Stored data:
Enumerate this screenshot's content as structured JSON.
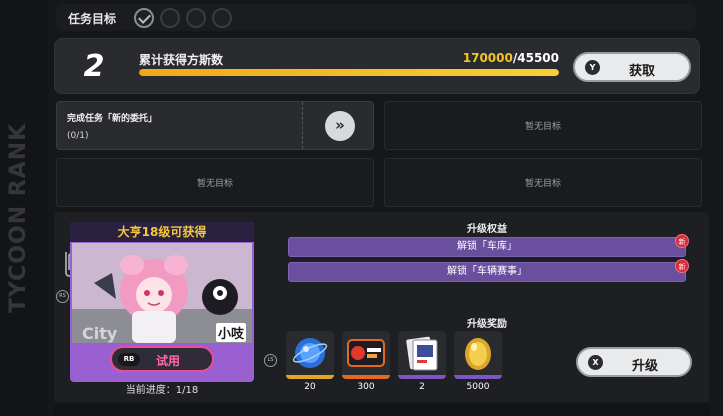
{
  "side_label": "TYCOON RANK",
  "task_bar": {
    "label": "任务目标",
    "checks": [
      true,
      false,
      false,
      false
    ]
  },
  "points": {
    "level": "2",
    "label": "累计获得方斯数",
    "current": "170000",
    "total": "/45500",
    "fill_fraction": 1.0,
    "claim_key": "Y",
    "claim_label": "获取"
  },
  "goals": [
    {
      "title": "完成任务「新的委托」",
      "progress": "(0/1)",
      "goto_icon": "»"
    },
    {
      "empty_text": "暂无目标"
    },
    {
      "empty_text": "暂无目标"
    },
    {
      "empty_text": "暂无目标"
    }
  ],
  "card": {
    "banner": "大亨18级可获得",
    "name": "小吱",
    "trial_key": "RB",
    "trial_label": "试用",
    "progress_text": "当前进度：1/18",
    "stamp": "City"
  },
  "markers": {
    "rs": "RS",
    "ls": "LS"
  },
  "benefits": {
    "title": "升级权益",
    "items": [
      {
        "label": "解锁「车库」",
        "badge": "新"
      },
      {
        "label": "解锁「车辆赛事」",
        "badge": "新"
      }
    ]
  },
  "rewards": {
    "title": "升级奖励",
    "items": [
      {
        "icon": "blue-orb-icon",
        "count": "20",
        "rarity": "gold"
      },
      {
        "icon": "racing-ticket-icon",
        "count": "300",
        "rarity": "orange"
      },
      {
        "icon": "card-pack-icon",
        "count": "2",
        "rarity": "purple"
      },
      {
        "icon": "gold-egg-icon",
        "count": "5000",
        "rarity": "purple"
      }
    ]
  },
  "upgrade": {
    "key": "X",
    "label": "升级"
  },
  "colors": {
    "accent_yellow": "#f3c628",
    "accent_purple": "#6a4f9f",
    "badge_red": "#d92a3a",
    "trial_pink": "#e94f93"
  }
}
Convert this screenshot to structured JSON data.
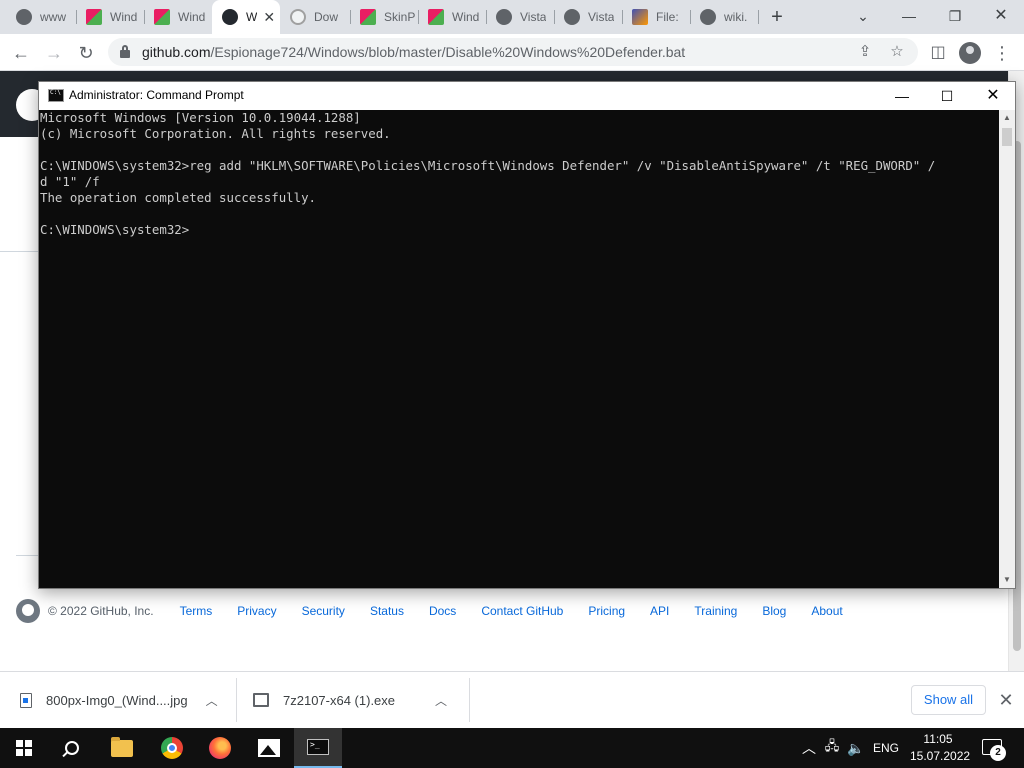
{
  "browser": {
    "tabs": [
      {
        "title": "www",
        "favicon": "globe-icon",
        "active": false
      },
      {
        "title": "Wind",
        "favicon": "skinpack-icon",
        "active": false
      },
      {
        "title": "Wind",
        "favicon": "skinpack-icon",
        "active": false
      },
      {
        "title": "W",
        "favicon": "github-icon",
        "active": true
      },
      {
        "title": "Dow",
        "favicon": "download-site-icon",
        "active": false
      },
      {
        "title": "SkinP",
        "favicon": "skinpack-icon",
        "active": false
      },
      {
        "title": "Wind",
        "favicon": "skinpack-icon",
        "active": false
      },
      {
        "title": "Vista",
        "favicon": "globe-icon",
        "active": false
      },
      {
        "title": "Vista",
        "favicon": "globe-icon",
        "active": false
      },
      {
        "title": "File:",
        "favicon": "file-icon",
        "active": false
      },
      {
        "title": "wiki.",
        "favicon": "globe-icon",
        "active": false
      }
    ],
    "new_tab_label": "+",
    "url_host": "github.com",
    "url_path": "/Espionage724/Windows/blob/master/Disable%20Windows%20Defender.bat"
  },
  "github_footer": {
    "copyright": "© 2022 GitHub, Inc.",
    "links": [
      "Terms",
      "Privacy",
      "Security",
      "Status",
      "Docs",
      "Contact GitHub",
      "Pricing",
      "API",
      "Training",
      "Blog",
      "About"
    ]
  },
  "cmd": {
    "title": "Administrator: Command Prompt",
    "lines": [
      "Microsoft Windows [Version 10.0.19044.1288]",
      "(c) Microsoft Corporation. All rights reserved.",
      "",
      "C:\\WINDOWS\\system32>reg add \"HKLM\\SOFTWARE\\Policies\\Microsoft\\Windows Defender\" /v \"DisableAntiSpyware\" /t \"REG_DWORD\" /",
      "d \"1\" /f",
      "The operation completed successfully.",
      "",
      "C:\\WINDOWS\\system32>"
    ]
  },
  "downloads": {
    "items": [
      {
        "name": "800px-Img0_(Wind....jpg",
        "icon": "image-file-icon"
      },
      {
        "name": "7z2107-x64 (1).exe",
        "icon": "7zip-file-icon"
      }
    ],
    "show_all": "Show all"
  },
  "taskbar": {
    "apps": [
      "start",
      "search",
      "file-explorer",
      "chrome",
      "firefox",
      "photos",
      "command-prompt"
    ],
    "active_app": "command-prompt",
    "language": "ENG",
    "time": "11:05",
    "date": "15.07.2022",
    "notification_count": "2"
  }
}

Your objective:
Locate the word "structured" in the entries, and copy every line where it is found.

Full solution:
Enumerate this screenshot's content as structured JSON.
Convert this screenshot to structured JSON data.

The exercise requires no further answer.